# DATA EXTRACT
==============================
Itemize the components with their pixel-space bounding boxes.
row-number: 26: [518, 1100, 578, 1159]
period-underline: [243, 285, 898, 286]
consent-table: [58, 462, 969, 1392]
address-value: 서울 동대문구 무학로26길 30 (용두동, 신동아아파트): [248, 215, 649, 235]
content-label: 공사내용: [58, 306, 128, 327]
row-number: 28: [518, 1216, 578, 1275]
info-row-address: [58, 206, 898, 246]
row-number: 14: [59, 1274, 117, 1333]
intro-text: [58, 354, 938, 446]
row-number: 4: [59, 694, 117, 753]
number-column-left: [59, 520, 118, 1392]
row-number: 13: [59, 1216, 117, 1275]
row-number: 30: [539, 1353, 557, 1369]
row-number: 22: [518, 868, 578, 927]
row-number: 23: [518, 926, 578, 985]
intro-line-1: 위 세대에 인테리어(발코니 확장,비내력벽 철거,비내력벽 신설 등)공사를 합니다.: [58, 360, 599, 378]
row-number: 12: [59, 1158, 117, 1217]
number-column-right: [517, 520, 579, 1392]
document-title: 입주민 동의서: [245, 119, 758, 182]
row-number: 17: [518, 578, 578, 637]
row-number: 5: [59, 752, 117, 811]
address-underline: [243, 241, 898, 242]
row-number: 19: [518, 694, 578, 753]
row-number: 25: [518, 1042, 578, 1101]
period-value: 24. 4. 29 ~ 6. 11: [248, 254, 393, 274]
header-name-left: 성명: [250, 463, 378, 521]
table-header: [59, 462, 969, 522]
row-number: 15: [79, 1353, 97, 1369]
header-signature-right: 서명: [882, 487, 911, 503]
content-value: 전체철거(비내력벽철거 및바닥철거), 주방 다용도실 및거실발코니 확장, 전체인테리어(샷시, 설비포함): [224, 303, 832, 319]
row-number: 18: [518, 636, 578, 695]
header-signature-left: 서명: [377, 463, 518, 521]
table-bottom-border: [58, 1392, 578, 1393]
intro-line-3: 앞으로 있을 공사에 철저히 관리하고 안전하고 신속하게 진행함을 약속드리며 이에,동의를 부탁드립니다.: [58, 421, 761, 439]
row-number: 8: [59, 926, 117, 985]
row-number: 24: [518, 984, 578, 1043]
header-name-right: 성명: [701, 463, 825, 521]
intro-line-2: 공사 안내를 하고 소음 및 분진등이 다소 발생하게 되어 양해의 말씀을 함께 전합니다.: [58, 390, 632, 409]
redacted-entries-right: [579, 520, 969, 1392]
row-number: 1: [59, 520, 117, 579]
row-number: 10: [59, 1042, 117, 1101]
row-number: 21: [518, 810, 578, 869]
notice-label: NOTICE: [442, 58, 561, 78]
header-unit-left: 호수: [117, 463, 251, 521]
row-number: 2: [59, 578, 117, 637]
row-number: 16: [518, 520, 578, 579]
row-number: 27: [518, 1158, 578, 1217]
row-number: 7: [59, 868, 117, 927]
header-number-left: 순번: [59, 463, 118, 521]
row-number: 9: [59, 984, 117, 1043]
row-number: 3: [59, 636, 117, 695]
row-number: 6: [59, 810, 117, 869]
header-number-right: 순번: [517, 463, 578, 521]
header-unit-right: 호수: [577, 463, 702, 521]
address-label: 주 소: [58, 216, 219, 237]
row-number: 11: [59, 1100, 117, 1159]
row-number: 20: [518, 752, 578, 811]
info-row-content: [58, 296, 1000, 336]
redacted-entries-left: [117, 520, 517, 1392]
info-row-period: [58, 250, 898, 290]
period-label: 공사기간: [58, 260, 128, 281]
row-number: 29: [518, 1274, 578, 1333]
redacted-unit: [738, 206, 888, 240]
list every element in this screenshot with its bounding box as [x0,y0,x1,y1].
==============================
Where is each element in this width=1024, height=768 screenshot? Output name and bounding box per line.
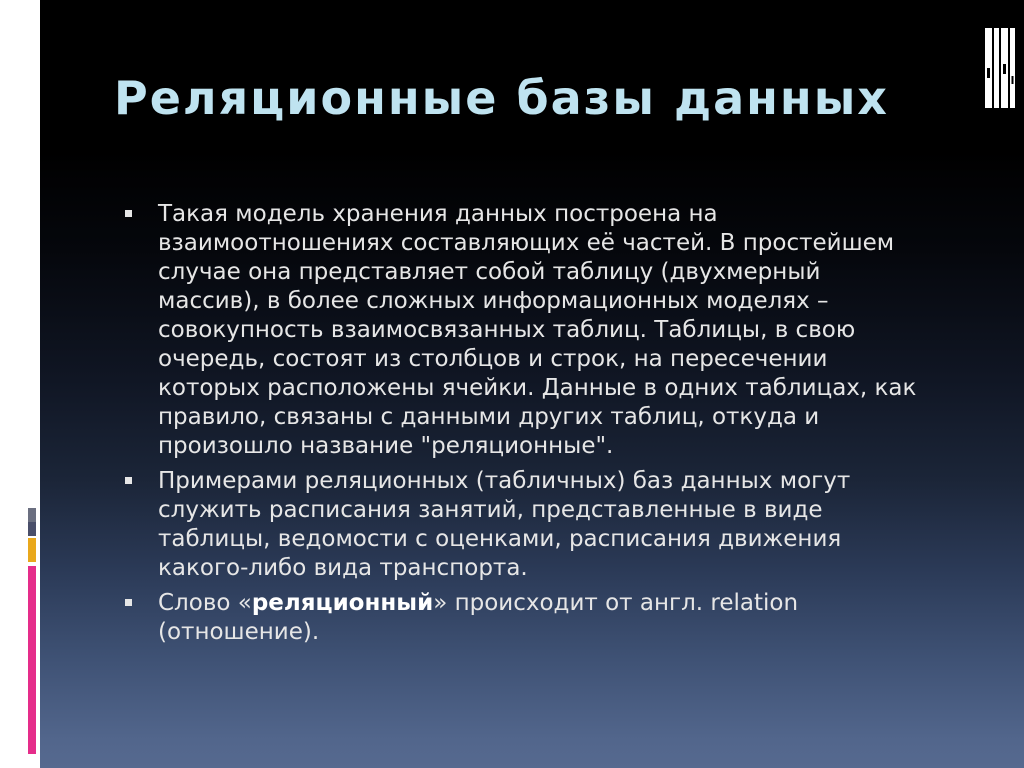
==============================
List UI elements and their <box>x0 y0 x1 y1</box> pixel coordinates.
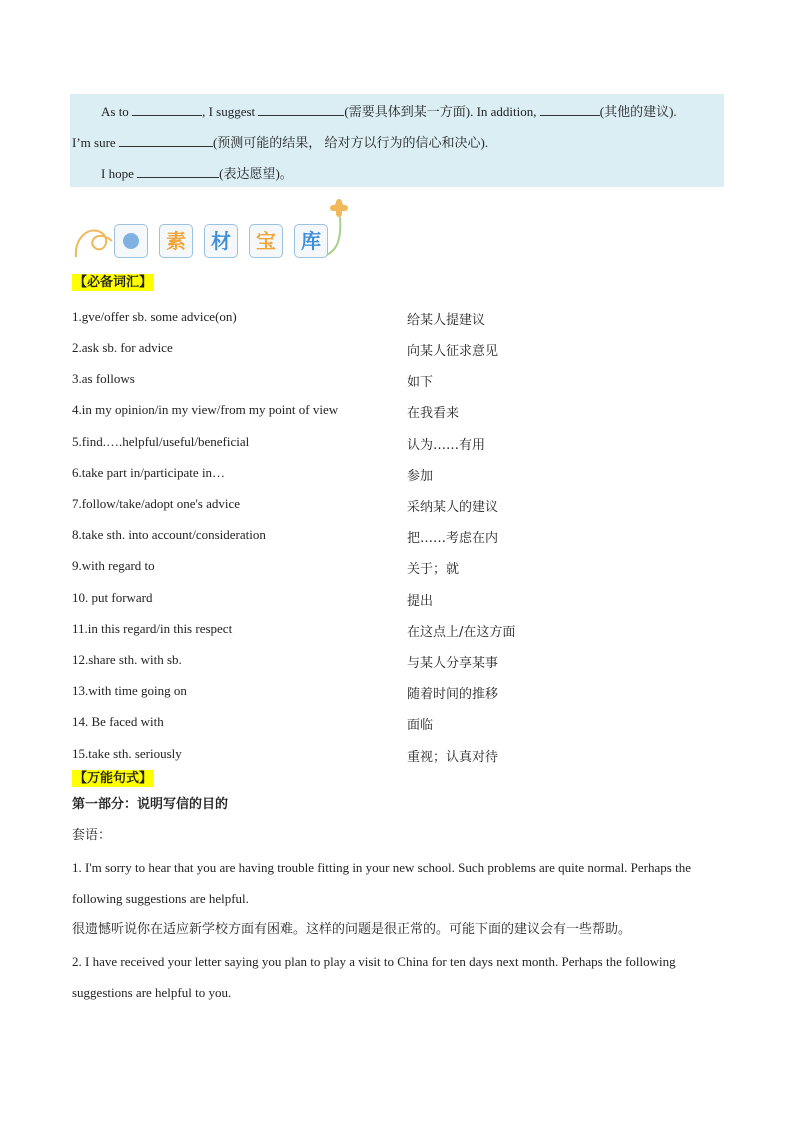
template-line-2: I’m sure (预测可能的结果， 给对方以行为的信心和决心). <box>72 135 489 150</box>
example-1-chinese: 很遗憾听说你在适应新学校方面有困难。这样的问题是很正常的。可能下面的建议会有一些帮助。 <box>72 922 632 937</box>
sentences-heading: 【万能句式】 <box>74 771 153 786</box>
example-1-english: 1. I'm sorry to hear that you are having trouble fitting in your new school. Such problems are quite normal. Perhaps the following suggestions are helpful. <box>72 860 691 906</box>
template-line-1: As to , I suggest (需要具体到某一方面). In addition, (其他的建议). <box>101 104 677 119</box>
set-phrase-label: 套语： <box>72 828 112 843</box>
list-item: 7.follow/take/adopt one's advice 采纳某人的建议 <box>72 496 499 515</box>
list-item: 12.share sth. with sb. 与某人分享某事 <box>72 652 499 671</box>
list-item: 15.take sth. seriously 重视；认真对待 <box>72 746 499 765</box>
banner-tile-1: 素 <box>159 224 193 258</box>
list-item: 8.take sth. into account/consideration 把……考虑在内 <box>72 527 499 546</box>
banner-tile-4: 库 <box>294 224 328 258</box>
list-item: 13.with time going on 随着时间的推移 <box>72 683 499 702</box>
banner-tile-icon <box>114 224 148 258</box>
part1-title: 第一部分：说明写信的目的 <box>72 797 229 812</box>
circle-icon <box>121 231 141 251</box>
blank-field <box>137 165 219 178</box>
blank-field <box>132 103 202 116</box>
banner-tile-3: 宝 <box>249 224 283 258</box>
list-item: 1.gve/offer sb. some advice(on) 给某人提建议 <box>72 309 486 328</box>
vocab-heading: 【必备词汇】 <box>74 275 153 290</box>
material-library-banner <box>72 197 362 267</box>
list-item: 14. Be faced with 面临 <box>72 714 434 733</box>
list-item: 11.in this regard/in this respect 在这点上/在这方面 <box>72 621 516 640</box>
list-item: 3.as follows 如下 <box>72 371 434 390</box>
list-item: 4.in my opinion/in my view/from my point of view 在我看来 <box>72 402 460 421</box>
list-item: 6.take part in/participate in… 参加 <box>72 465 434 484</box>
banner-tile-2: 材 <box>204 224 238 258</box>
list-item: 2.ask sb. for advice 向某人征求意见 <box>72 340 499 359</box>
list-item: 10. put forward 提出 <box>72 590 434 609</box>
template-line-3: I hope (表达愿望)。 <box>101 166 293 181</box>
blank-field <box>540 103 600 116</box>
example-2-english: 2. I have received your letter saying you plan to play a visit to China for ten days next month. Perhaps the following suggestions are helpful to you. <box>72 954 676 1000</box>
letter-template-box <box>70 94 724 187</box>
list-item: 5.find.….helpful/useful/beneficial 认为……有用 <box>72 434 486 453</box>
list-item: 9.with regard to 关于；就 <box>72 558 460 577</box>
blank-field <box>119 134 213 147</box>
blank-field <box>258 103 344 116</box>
==============================
# YOUR GOAL
Please format the lines starting at the one that contains "List UI elements" and ending at the one that contains "sentences-heading: 【万能句式】 <box>74" as a JSON list of strings, one string per line with blank lines left out. Leave the pictures out of the answer.

# ANSWER TO THIS PROBLEM
[
  "List UI elements and their <box>x0 y0 x1 y1</box> pixel coordinates.",
  "template-line-2: I’m sure (预测可能的结果， 给对方以行为的信心和决心). <box>72 135 489 150</box>",
  "example-1-chinese: 很遗憾听说你在适应新学校方面有困难。这样的问题是很正常的。可能下面的建议会有一些帮助。 <box>72 922 632 937</box>",
  "sentences-heading: 【万能句式】 <box>74 771 153 786</box>"
]